▶ **Task**: Nothing may be dropped or altered: reproduce all the data.

[Collection entries]
□ □ □ □ □ □ □
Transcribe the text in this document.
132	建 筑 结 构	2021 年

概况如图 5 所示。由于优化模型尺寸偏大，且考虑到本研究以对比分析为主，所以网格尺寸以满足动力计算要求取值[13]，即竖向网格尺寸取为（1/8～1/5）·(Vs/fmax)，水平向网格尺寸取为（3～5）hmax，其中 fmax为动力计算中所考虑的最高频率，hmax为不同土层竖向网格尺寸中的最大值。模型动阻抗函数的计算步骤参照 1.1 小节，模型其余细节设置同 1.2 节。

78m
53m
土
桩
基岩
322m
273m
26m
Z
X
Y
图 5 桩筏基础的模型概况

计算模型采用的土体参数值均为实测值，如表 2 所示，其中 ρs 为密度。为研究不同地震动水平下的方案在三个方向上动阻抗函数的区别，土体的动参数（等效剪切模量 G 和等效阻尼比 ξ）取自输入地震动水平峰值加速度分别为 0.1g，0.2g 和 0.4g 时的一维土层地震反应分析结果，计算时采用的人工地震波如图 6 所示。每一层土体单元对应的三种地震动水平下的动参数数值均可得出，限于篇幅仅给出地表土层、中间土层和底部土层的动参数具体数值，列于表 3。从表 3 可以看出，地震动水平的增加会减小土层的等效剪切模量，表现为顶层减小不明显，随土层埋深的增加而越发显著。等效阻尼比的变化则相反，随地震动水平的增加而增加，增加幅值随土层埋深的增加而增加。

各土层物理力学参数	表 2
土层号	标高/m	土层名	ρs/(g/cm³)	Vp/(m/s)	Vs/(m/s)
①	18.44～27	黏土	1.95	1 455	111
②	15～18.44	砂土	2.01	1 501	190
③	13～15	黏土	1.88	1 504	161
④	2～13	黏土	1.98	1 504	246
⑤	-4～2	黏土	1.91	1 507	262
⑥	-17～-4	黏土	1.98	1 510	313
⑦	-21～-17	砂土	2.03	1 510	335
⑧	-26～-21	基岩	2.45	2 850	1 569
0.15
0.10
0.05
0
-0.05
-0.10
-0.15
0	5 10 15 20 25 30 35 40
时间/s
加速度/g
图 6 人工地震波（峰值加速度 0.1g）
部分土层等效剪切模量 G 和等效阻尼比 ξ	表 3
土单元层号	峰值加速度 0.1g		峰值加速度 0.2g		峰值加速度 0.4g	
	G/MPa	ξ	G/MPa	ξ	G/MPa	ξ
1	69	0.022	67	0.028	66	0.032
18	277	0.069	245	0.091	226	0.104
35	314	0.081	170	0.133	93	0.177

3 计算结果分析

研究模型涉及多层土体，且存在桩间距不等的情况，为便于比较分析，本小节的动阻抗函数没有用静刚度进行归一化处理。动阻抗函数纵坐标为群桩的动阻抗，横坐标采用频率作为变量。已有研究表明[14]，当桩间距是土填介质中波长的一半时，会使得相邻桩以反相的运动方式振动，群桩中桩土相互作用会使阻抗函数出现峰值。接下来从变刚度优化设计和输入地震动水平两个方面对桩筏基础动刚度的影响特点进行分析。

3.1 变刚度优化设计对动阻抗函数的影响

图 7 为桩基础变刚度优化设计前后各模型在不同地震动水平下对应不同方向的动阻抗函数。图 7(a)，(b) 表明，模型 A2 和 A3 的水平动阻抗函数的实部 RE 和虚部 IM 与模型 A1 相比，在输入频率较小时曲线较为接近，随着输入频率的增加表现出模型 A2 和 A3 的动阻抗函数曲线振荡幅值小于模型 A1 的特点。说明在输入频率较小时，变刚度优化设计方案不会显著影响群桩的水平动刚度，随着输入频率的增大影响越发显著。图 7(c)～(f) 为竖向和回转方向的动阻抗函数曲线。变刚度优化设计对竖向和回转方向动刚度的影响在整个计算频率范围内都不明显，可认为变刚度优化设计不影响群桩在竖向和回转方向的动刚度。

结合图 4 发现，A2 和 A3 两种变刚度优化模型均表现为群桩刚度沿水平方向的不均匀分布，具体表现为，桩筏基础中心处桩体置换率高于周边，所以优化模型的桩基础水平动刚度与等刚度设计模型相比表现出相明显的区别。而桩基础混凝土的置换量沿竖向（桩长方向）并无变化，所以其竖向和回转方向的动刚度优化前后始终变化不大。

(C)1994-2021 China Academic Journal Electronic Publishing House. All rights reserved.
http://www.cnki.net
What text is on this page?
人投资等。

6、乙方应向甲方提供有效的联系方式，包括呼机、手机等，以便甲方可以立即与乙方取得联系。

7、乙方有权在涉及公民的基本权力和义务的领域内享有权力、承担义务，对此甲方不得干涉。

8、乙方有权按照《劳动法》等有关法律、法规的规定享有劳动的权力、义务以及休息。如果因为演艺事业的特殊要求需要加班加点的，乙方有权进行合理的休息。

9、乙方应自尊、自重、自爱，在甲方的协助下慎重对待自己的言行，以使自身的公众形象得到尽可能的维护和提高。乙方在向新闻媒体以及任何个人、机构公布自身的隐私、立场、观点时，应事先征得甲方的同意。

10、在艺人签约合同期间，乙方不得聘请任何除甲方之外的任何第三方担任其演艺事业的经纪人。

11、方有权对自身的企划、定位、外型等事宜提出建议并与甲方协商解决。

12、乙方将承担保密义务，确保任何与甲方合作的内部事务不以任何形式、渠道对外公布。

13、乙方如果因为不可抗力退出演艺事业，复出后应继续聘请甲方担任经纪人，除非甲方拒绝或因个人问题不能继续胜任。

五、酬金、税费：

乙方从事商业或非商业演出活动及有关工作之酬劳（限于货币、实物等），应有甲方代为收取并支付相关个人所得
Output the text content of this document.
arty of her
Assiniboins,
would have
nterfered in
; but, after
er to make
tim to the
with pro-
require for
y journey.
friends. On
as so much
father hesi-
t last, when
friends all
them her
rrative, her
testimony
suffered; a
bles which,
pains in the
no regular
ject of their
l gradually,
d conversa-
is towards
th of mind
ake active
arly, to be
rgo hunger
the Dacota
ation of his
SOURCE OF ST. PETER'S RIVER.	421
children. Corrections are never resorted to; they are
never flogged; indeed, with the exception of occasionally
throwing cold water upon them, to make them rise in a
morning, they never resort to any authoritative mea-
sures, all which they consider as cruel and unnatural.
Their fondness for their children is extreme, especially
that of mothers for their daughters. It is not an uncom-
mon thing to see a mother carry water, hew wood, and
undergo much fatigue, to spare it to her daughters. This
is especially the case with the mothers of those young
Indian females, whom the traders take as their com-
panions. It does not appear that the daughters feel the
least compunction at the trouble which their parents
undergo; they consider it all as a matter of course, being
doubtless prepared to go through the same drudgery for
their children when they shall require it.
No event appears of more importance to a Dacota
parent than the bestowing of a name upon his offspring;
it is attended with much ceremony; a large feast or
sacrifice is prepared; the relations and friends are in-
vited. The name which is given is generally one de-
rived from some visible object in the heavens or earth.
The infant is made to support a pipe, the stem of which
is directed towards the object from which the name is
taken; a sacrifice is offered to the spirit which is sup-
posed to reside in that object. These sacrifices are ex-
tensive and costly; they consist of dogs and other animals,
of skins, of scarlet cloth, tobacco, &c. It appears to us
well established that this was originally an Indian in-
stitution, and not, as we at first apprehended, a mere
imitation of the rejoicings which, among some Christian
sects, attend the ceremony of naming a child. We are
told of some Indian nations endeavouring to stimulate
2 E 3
□ □ □ □ □ □ □
▶ **Solution below**:
Transcribe the text in this document.
132	建 筑 结 构	2021 年

概况如图 5 所示。由于优化模型尺寸偏大，且考虑到本研究以对比分析为主，所以网格尺寸以满足动力计算要求取值[13]，即竖向网格尺寸取为（1/8～1/5）·(Vs/fmax)，水平向网格尺寸取为（3～5）hmax，其中 fmax为动力计算中所考虑的最高频率，hmax为不同土层竖向网格尺寸中的最大值。模型动阻抗函数的计算步骤参照 1.1 小节，模型其余细节设置同 1.2 节。

78m
53m
土
桩
基岩
322m
273m
26m
Z
X
Y
图 5 桩筏基础的模型概况

计算模型采用的土体参数值均为实测值，如表 2 所示，其中 ρs 为密度。为研究不同地震动水平下的方案在三个方向上动阻抗函数的区别，土体的动参数（等效剪切模量 G 和等效阻尼比 ξ）取自输入地震动水平峰值加速度分别为 0.1g，0.2g 和 0.4g 时的一维土层地震反应分析结果，计算时采用的人工地震波如图 6 所示。每一层土体单元对应的三种地震动水平下的动参数数值均可得出，限于篇幅仅给出地表土层、中间土层和底部土层的动参数具体数值，列于表 3。从表 3 可以看出，地震动水平的增加会减小土层的等效剪切模量，表现为顶层减小不明显，随土层埋深的增加而越发显著。等效阻尼比的变化则相反，随地震动水平的增加而增加，增加幅值随土层埋深的增加而增加。

各土层物理力学参数	表 2
土层号	标高/m	土层名	ρs/(g/cm³)	Vp/(m/s)	Vs/(m/s)
①	18.44～27	黏土	1.95	1 455	111
②	15～18.44	砂土	2.01	1 501	190
③	13～15	黏土	1.88	1 504	161
④	2～13	黏土	1.98	1 504	246
⑤	-4～2	黏土	1.91	1 507	262
⑥	-17～-4	黏土	1.98	1 510	313
⑦	-21～-17	砂土	2.03	1 510	335
⑧	-26～-21	基岩	2.45	2 850	1 569
0.15
0.10
0.05
0
-0.05
-0.10
-0.15
0	5 10 15 20 25 30 35 40
时间/s
加速度/g
图 6 人工地震波（峰值加速度 0.1g）
部分土层等效剪切模量 G 和等效阻尼比 ξ	表 3
土单元层号	峰值加速度 0.1g		峰值加速度 0.2g		峰值加速度 0.4g	
	G/MPa	ξ	G/MPa	ξ	G/MPa	ξ
1	69	0.022	67	0.028	66	0.032
18	277	0.069	245	0.091	226	0.104
35	314	0.081	170	0.133	93	0.177

3 计算结果分析

研究模型涉及多层土体，且存在桩间距不等的情况，为便于比较分析，本小节的动阻抗函数没有用静刚度进行归一化处理。动阻抗函数纵坐标为群桩的动阻抗，横坐标采用频率作为变量。已有研究表明[14]，当桩间距是土填介质中波长的一半时，会使得相邻桩以反相的运动方式振动，群桩中桩土相互作用会使阻抗函数出现峰值。接下来从变刚度优化设计和输入地震动水平两个方面对桩筏基础动刚度的影响特点进行分析。

3.1 变刚度优化设计对动阻抗函数的影响

图 7 为桩基础变刚度优化设计前后各模型在不同地震动水平下对应不同方向的动阻抗函数。图 7(a)，(b) 表明，模型 A2 和 A3 的水平动阻抗函数的实部 RE 和虚部 IM 与模型 A1 相比，在输入频率较小时曲线较为接近，随着输入频率的增加表现出模型 A2 和 A3 的动阻抗函数曲线振荡幅值小于模型 A1 的特点。说明在输入频率较小时，变刚度优化设计方案不会显著影响群桩的水平动刚度，随着输入频率的增大影响越发显著。图 7(c)～(f) 为竖向和回转方向的动阻抗函数曲线。变刚度优化设计对竖向和回转方向动刚度的影响在整个计算频率范围内都不明显，可认为变刚度优化设计不影响群桩在竖向和回转方向的动刚度。

结合图 4 发现，A2 和 A3 两种变刚度优化模型均表现为群桩刚度沿水平方向的不均匀分布，具体表现为，桩筏基础中心处桩体置换率高于周边，所以优化模型的桩基础水平动刚度与等刚度设计模型相比表现出相明显的区别。而桩基础混凝土的置换量沿竖向（桩长方向）并无变化，所以其竖向和回转方向的动刚度优化前后始终变化不大。

(C)1994-2021 China Academic Journal Electronic Publishing House. All rights reserved.
http://www.cnki.net
What text is on this page?
人投资等。

6、乙方应向甲方提供有效的联系方式，包括呼机、手机等，以便甲方可以立即与乙方取得联系。

7、乙方有权在涉及公民的基本权力和义务的领域内享有权力、承担义务，对此甲方不得干涉。

8、乙方有权按照《劳动法》等有关法律、法规的规定享有劳动的权力、义务以及休息。如果因为演艺事业的特殊要求需要加班加点的，乙方有权进行合理的休息。

9、乙方应自尊、自重、自爱，在甲方的协助下慎重对待自己的言行，以使自身的公众形象得到尽可能的维护和提高。乙方在向新闻媒体以及任何个人、机构公布自身的隐私、立场、观点时，应事先征得甲方的同意。

10、在艺人签约合同期间，乙方不得聘请任何除甲方之外的任何第三方担任其演艺事业的经纪人。

11、方有权对自身的企划、定位、外型等事宜提出建议并与甲方协商解决。

12、乙方将承担保密义务，确保任何与甲方合作的内部事务不以任何形式、渠道对外公布。

13、乙方如果因为不可抗力退出演艺事业，复出后应继续聘请甲方担任经纪人，除非甲方拒绝或因个人问题不能继续胜任。

五、酬金、税费：

乙方从事商业或非商业演出活动及有关工作之酬劳（限于货币、实物等），应有甲方代为收取并支付相关个人所得
Output the text content of this document.
arty of her
Assiniboins,
would have
nterfered in
; but, after
er to make
tim to the
with pro-
require for
y journey.
friends. On
as so much
father hesi-
t last, when
friends all
them her
rrative, her
testimony
suffered; a
bles which,
pains in the
no regular
ject of their
l gradually,
d conversa-
is towards
th of mind
ake active
arly, to be
rgo hunger
the Dacota
ation of his
SOURCE OF ST. PETER'S RIVER.	421
children. Corrections are never resorted to; they are
never flogged; indeed, with the exception of occasionally
throwing cold water upon them, to make them rise in a
morning, they never resort to any authoritative mea-
sures, all which they consider as cruel and unnatural.
Their fondness for their children is extreme, especially
that of mothers for their daughters. It is not an uncom-
mon thing to see a mother carry water, hew wood, and
undergo much fatigue, to spare it to her daughters. This
is especially the case with the mothers of those young
Indian females, whom the traders take as their com-
panions. It does not appear that the daughters feel the
least compunction at the trouble which their parents
undergo; they consider it all as a matter of course, being
doubtless prepared to go through the same drudgery for
their children when they shall require it.
No event appears of more importance to a Dacota
parent than the bestowing of a name upon his offspring;
it is attended with much ceremony; a large feast or
sacrifice is prepared; the relations and friends are in-
vited. The name which is given is generally one de-
rived from some visible object in the heavens or earth.
The infant is made to support a pipe, the stem of which
is directed towards the object from which the name is
taken; a sacrifice is offered to the spirit which is sup-
posed to reside in that object. These sacrifices are ex-
tensive and costly; they consist of dogs and other animals,
of skins, of scarlet cloth, tobacco, &c. It appears to us
well established that this was originally an Indian in-
stitution, and not, as we at first apprehended, a mere
imitation of the rejoicings which, among some Christian
sects, attend the ceremony of naming a child. We are
told of some Indian nations endeavouring to stimulate
2 E 3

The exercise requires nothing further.